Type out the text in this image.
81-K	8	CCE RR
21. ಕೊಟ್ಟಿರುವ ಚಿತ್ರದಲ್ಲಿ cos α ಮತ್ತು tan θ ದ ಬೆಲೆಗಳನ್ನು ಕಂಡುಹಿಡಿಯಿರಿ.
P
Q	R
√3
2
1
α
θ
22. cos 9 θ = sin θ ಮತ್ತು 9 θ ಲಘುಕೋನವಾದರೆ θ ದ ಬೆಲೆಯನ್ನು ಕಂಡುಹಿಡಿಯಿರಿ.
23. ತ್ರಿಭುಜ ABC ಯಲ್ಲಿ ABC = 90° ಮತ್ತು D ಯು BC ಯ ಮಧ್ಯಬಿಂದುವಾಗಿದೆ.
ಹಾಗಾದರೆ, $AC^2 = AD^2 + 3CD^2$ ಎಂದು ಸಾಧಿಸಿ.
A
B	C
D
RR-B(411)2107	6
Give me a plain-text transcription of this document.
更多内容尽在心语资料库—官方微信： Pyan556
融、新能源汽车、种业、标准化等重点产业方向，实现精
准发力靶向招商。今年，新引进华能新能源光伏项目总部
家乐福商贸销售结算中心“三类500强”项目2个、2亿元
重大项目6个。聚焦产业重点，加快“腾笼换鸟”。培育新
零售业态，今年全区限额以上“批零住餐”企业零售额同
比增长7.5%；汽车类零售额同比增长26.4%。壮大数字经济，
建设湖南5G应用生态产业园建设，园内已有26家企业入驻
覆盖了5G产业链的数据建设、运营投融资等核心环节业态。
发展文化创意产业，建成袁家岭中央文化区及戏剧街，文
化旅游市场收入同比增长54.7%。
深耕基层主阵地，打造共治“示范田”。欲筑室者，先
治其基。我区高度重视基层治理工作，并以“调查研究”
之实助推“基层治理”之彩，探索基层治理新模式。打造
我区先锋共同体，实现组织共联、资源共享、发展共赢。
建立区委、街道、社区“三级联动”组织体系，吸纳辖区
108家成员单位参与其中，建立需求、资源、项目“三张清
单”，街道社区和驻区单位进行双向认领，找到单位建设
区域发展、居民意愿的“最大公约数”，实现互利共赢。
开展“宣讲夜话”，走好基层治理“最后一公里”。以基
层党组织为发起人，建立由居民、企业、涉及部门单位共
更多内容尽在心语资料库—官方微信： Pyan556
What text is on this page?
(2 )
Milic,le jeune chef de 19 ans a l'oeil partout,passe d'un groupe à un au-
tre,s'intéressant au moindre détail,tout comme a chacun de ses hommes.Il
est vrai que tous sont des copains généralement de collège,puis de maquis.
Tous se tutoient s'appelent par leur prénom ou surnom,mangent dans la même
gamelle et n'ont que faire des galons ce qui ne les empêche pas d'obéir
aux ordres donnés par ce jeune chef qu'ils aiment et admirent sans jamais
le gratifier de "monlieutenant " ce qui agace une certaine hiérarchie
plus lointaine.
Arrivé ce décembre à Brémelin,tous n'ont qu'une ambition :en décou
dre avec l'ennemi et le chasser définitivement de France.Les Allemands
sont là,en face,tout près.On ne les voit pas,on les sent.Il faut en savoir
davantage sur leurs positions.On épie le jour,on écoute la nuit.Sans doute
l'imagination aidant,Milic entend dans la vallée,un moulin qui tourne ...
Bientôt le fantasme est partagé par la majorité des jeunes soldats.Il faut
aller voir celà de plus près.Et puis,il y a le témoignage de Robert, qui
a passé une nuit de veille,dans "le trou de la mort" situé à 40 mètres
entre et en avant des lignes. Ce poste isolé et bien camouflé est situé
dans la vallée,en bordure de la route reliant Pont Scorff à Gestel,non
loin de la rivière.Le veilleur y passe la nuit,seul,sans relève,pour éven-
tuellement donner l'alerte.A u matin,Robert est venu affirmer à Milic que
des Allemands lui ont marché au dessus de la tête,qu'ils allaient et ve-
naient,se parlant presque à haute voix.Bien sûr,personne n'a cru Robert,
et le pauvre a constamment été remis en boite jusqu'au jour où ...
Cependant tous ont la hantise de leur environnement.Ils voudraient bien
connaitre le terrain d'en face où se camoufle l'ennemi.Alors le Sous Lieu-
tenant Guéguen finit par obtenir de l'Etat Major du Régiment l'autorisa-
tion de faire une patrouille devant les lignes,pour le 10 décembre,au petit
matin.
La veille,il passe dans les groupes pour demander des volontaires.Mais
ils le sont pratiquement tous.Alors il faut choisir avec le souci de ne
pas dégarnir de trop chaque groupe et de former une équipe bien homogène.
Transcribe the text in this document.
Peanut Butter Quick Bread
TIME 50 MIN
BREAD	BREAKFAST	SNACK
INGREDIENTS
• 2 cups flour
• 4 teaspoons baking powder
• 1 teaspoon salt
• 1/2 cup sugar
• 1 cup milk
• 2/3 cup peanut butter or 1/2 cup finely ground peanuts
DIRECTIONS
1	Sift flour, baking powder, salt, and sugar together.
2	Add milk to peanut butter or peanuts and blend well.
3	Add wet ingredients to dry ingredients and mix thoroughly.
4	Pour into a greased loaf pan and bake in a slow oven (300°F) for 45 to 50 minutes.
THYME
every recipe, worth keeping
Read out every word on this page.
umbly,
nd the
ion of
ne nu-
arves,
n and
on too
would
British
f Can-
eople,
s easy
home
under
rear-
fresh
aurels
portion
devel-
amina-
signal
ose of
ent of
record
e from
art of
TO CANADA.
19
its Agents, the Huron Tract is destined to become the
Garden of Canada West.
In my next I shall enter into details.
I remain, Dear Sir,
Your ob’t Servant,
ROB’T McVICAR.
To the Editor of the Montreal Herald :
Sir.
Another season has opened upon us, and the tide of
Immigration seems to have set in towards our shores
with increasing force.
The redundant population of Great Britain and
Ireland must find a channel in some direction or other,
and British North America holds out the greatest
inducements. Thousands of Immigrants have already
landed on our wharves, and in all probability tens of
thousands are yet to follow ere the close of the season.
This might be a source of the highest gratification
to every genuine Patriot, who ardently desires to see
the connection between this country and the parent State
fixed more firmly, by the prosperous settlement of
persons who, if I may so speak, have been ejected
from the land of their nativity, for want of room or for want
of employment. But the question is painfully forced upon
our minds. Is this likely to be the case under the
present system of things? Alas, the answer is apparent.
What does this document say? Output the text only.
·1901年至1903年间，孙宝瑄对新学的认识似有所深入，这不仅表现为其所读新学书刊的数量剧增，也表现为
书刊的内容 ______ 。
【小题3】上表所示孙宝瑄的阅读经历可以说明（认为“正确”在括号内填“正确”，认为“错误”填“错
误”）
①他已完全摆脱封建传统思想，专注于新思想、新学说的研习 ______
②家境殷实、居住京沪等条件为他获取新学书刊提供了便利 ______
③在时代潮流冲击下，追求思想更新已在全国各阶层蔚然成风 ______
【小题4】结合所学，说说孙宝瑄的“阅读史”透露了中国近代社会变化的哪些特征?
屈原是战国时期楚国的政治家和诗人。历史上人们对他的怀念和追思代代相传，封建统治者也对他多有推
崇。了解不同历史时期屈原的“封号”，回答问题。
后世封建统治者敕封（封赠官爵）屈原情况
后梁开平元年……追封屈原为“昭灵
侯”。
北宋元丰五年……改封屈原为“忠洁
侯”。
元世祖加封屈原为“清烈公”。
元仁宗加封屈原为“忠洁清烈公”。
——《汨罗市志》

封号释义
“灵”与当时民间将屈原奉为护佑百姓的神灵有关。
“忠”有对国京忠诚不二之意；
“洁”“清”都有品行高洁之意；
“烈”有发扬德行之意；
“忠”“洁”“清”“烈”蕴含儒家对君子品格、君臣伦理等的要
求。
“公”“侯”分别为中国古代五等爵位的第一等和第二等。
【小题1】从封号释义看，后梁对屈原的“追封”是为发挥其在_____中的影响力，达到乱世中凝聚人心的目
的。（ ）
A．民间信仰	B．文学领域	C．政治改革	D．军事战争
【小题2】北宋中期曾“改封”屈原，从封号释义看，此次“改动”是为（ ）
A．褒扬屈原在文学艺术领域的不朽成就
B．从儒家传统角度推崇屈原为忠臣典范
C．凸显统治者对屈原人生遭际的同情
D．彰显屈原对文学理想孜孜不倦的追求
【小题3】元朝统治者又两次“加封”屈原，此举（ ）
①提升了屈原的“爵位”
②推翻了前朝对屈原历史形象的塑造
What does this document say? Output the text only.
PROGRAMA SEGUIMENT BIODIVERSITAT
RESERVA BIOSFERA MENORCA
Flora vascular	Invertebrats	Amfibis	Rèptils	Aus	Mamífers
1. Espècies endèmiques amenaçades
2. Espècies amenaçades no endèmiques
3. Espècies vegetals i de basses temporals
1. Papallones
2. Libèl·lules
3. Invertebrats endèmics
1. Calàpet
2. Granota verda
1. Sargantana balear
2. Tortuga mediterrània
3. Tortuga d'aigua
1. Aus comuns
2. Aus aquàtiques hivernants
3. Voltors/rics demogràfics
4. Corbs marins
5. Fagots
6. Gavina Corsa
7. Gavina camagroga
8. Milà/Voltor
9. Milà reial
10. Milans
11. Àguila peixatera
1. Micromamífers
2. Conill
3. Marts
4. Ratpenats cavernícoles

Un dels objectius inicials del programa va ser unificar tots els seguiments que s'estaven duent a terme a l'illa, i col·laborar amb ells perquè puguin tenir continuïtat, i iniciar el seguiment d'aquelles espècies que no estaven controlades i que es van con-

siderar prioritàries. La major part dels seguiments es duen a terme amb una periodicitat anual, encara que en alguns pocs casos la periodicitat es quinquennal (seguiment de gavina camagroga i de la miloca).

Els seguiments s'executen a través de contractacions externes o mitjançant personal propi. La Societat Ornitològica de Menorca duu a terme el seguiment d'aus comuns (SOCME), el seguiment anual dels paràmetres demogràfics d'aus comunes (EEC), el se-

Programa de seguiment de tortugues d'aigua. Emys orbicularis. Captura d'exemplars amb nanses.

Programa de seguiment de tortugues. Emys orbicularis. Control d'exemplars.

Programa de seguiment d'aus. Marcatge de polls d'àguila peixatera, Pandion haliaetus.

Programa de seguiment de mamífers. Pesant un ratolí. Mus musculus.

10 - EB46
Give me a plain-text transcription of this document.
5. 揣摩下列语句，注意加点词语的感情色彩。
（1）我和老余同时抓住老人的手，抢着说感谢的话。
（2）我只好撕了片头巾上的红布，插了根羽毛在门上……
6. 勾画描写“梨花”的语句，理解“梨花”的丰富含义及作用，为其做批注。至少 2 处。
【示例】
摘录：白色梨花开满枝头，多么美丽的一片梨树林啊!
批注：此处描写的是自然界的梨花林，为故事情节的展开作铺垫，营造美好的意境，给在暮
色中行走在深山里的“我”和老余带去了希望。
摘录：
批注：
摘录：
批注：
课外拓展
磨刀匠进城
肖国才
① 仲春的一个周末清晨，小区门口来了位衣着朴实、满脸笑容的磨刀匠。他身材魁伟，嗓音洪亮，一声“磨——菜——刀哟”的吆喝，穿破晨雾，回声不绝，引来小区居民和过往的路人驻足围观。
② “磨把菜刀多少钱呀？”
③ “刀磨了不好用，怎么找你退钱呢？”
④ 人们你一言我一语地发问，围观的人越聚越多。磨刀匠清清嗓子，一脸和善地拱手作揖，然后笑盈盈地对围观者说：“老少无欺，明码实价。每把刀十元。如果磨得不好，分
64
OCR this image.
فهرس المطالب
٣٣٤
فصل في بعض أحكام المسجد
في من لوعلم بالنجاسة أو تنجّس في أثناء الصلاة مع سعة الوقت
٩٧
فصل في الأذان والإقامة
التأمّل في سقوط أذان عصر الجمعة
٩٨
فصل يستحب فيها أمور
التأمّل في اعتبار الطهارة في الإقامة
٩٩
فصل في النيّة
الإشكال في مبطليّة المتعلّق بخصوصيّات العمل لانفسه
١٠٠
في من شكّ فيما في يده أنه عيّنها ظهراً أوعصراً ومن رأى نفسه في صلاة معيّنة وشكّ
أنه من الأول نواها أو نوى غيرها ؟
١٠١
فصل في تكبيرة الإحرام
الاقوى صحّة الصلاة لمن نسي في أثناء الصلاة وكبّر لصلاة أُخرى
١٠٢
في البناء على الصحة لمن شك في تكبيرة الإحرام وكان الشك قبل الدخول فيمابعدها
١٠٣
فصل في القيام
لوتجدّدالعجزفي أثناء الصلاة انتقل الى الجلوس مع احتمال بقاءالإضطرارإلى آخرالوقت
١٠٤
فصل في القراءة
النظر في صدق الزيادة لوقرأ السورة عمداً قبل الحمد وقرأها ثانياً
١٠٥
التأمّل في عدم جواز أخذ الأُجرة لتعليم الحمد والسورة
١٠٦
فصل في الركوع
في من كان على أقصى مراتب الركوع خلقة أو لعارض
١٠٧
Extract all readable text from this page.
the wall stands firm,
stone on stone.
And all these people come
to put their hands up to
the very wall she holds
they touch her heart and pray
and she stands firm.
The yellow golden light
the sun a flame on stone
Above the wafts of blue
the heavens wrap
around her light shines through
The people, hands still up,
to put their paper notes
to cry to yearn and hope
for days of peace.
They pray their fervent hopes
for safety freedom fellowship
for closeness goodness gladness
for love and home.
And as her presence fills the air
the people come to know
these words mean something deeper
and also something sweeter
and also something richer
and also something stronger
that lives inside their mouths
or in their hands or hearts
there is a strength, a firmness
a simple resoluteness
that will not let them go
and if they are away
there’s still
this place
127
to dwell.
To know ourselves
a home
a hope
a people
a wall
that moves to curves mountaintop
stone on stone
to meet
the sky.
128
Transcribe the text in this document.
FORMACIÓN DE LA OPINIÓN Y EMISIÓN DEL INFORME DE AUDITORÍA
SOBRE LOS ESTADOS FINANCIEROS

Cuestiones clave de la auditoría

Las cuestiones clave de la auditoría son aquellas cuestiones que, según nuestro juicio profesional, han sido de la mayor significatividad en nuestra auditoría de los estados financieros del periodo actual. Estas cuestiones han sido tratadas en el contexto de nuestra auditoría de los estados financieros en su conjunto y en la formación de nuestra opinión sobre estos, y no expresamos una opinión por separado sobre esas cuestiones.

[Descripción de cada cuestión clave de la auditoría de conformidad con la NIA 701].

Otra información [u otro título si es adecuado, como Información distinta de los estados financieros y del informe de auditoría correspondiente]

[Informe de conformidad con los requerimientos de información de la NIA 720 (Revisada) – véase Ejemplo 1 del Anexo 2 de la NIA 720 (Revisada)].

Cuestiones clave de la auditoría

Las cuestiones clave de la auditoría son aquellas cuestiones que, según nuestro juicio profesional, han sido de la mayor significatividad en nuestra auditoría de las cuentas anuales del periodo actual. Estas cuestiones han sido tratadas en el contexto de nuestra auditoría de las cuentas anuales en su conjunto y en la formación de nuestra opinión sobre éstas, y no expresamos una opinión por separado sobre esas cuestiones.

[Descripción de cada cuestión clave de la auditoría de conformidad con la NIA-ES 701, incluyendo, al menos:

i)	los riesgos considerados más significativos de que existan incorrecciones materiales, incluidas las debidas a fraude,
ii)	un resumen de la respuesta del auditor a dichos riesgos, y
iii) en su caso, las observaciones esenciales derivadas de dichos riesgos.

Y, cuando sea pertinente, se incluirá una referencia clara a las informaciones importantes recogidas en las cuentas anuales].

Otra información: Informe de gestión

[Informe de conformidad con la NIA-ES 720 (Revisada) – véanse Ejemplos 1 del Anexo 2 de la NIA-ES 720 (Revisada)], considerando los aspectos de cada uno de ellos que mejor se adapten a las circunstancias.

- Written request -
Make a copy of each line that contains the string "Allemands".

- Exercise result -
dre avec l'ennemi et le chasser définitivement de France.Les Allemands
des Allemands lui ont marché au dessus de la tête,qu'ils allaient et ve-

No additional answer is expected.